» EXERCISE REQUIREMENTS:
Your answer should be a single number: the count of lines in the material below that hold "title".

» DATA SUPPLIED:
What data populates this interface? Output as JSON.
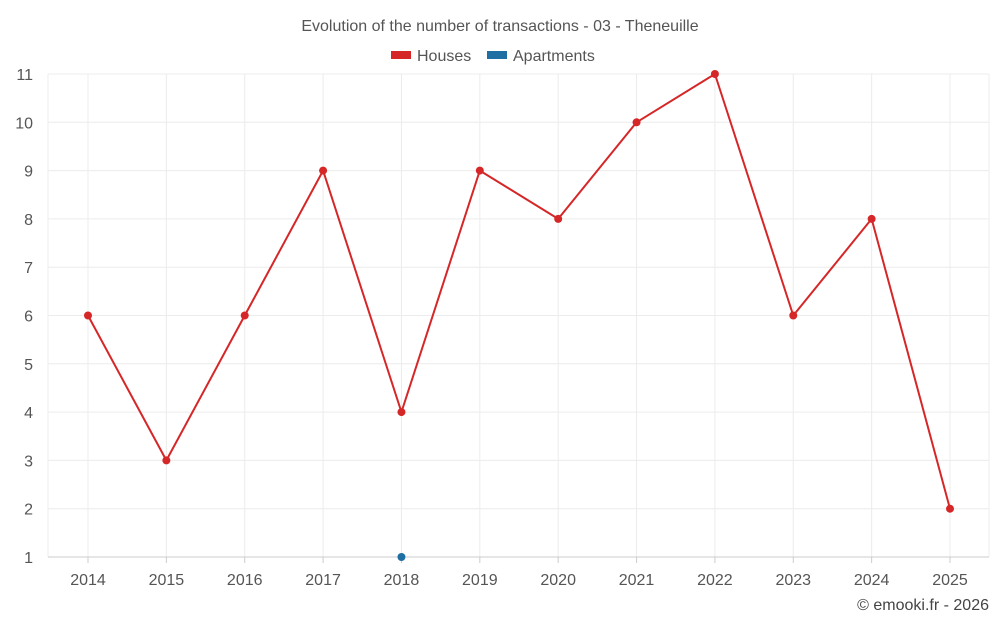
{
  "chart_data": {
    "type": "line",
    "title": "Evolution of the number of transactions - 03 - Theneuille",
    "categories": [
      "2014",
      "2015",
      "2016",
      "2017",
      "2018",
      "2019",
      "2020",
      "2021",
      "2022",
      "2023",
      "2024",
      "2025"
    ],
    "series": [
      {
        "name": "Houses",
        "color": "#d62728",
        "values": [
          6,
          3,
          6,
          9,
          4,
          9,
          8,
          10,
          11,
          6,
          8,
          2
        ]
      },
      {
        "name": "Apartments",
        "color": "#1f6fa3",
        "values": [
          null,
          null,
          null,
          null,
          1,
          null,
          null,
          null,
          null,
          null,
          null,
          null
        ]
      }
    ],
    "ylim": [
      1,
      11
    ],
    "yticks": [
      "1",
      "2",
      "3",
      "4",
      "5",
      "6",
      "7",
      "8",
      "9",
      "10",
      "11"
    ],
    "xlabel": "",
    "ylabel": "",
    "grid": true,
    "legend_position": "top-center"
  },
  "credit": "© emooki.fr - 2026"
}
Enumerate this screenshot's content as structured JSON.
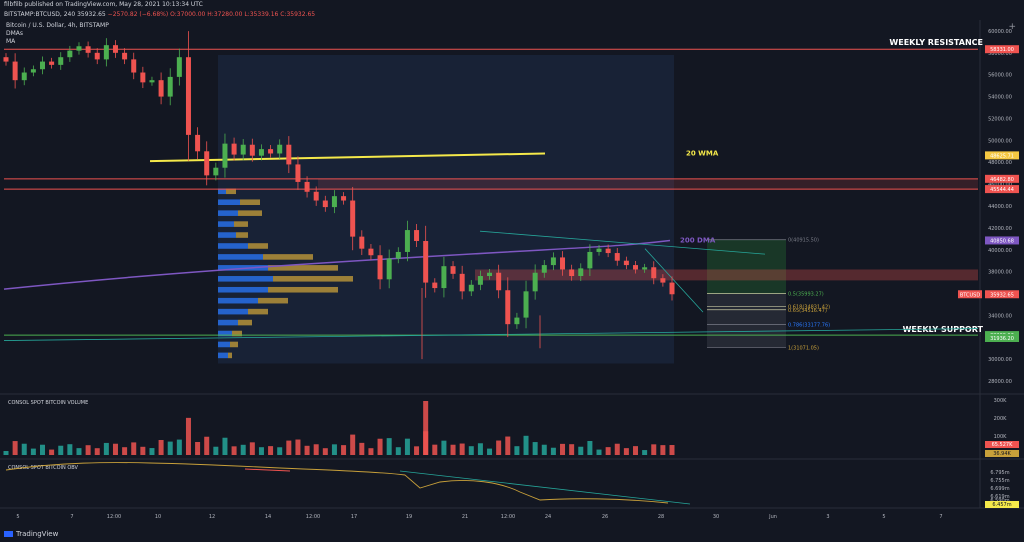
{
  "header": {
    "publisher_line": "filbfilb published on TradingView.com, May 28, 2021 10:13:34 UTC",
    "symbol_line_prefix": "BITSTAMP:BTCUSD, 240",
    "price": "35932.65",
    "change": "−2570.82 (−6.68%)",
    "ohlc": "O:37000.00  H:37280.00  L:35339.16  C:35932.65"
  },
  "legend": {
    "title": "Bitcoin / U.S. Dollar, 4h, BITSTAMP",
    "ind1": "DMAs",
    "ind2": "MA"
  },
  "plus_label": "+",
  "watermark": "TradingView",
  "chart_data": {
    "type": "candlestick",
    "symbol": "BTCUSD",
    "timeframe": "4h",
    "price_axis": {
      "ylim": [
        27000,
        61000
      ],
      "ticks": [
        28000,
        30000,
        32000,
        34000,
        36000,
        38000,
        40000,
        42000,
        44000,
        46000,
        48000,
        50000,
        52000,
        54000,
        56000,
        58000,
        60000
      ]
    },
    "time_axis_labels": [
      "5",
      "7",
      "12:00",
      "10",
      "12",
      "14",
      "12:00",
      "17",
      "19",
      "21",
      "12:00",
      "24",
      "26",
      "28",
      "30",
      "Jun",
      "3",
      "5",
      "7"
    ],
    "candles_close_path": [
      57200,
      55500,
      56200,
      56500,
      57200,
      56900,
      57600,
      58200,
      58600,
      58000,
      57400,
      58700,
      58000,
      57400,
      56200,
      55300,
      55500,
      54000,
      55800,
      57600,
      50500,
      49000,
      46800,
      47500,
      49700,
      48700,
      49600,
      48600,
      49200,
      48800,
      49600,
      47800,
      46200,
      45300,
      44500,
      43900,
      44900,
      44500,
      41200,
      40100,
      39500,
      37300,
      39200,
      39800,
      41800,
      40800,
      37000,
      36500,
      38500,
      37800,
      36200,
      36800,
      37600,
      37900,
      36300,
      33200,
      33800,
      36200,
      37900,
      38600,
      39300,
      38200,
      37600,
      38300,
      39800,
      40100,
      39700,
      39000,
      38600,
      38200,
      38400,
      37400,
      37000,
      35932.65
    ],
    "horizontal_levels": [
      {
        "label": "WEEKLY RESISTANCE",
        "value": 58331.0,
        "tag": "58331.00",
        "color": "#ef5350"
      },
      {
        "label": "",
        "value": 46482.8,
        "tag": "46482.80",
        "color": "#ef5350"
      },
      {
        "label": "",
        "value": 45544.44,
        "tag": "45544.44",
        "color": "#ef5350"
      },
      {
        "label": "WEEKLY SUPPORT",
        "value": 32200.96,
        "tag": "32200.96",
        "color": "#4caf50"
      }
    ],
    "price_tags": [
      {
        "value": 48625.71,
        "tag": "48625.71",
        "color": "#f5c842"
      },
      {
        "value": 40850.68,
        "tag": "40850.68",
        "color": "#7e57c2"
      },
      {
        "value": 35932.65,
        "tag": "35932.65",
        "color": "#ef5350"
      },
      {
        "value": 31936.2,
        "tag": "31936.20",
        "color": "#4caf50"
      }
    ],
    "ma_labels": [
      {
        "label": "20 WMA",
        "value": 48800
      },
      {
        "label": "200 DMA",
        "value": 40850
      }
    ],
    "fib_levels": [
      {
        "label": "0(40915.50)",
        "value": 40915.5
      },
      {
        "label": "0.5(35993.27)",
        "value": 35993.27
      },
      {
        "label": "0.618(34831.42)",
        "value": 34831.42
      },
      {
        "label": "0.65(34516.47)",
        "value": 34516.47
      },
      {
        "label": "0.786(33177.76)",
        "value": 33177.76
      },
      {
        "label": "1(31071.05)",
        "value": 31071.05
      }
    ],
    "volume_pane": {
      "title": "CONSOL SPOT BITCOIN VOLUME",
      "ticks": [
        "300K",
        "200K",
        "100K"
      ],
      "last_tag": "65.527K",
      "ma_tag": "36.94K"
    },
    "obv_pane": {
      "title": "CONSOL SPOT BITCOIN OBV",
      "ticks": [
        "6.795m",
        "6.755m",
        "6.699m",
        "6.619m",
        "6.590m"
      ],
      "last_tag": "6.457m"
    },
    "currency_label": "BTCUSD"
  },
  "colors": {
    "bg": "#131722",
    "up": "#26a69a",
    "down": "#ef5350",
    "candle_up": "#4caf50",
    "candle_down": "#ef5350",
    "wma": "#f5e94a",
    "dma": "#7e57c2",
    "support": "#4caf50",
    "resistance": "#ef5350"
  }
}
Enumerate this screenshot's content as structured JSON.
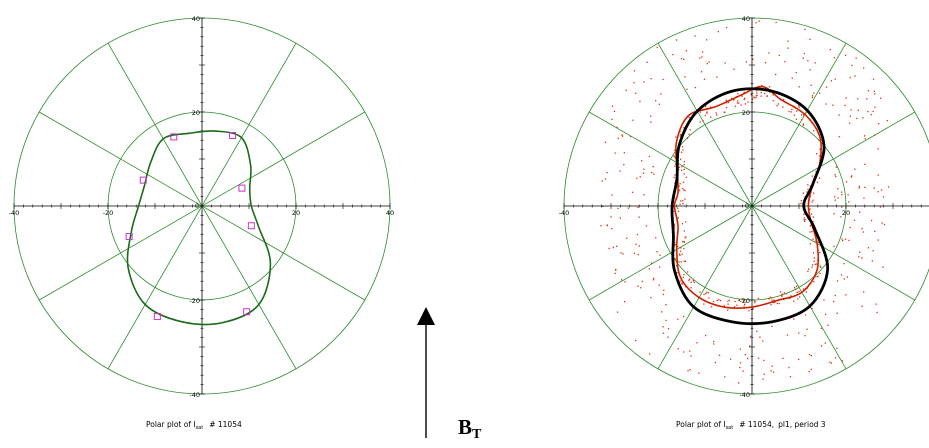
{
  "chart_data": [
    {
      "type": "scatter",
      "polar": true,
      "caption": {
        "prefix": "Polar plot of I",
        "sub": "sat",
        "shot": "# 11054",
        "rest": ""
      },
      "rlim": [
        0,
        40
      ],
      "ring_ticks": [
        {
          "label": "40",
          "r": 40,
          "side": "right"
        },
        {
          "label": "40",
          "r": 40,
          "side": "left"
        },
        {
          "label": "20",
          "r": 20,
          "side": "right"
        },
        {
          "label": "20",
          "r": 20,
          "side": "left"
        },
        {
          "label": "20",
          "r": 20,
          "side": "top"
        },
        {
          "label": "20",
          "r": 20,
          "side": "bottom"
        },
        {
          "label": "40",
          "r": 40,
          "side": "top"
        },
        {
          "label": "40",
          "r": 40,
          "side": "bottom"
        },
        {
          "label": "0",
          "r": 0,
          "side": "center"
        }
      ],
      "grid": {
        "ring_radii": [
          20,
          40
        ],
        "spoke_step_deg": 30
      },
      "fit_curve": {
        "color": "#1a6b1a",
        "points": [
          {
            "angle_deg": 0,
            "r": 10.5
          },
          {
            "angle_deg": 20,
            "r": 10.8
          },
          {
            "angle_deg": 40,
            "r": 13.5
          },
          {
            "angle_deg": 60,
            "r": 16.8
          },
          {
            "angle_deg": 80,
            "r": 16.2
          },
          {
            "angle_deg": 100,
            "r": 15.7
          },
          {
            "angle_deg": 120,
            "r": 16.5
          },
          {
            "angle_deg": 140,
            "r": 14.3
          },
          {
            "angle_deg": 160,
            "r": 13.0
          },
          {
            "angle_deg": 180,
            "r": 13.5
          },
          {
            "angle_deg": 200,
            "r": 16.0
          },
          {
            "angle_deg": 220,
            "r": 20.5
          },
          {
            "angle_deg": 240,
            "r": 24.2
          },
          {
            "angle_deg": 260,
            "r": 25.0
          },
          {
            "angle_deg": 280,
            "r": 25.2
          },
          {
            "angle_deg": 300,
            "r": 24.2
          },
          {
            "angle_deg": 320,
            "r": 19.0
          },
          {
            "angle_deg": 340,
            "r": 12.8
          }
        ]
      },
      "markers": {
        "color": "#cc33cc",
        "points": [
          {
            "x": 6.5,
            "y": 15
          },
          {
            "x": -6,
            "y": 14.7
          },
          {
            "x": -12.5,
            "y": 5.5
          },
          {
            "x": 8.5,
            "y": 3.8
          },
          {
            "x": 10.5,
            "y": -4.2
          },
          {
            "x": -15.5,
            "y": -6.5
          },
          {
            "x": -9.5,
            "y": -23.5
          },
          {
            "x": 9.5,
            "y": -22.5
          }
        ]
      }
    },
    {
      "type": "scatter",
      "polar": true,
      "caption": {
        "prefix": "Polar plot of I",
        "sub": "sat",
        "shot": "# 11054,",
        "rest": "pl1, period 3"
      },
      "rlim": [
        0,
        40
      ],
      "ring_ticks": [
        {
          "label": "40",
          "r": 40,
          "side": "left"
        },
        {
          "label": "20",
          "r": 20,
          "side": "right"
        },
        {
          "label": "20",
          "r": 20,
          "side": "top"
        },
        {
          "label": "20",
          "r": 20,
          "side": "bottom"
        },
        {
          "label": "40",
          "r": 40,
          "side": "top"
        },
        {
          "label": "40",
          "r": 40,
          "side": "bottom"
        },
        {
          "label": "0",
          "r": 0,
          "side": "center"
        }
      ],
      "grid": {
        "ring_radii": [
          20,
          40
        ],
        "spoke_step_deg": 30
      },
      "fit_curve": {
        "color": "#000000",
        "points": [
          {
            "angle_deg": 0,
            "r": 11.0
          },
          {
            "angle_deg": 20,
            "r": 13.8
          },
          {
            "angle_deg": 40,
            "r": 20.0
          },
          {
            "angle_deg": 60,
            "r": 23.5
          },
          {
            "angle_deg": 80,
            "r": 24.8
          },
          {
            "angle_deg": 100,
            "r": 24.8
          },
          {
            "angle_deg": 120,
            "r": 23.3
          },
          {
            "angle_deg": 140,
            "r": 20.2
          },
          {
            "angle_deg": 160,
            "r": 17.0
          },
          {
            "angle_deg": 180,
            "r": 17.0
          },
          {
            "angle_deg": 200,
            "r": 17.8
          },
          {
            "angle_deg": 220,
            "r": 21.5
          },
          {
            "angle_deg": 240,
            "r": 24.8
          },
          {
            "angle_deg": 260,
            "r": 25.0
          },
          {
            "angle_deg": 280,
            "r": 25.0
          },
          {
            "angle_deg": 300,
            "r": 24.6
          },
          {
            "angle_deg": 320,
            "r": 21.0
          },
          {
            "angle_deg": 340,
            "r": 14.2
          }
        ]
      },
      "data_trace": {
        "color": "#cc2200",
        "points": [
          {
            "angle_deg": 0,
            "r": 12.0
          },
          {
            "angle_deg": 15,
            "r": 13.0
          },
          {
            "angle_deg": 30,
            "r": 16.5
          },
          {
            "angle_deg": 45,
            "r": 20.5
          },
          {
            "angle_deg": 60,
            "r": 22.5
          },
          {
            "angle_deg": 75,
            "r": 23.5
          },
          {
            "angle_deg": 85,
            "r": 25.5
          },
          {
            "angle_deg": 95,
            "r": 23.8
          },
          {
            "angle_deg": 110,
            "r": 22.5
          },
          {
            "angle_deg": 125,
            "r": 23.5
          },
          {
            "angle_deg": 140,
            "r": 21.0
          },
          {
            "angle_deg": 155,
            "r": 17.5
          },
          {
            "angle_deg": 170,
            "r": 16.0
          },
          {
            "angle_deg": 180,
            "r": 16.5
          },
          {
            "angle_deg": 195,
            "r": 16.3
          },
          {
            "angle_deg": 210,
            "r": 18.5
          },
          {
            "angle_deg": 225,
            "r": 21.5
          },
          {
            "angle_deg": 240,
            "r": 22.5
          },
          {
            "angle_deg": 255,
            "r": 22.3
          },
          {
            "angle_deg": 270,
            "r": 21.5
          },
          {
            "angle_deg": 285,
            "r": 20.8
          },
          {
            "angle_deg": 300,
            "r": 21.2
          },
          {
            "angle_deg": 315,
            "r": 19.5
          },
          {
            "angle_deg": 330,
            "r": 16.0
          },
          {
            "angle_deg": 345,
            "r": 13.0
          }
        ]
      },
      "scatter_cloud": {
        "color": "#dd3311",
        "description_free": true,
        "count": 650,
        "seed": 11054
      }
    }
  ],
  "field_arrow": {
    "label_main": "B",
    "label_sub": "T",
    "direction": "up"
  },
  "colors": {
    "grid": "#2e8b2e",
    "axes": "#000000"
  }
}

» FINISHED TASK:
4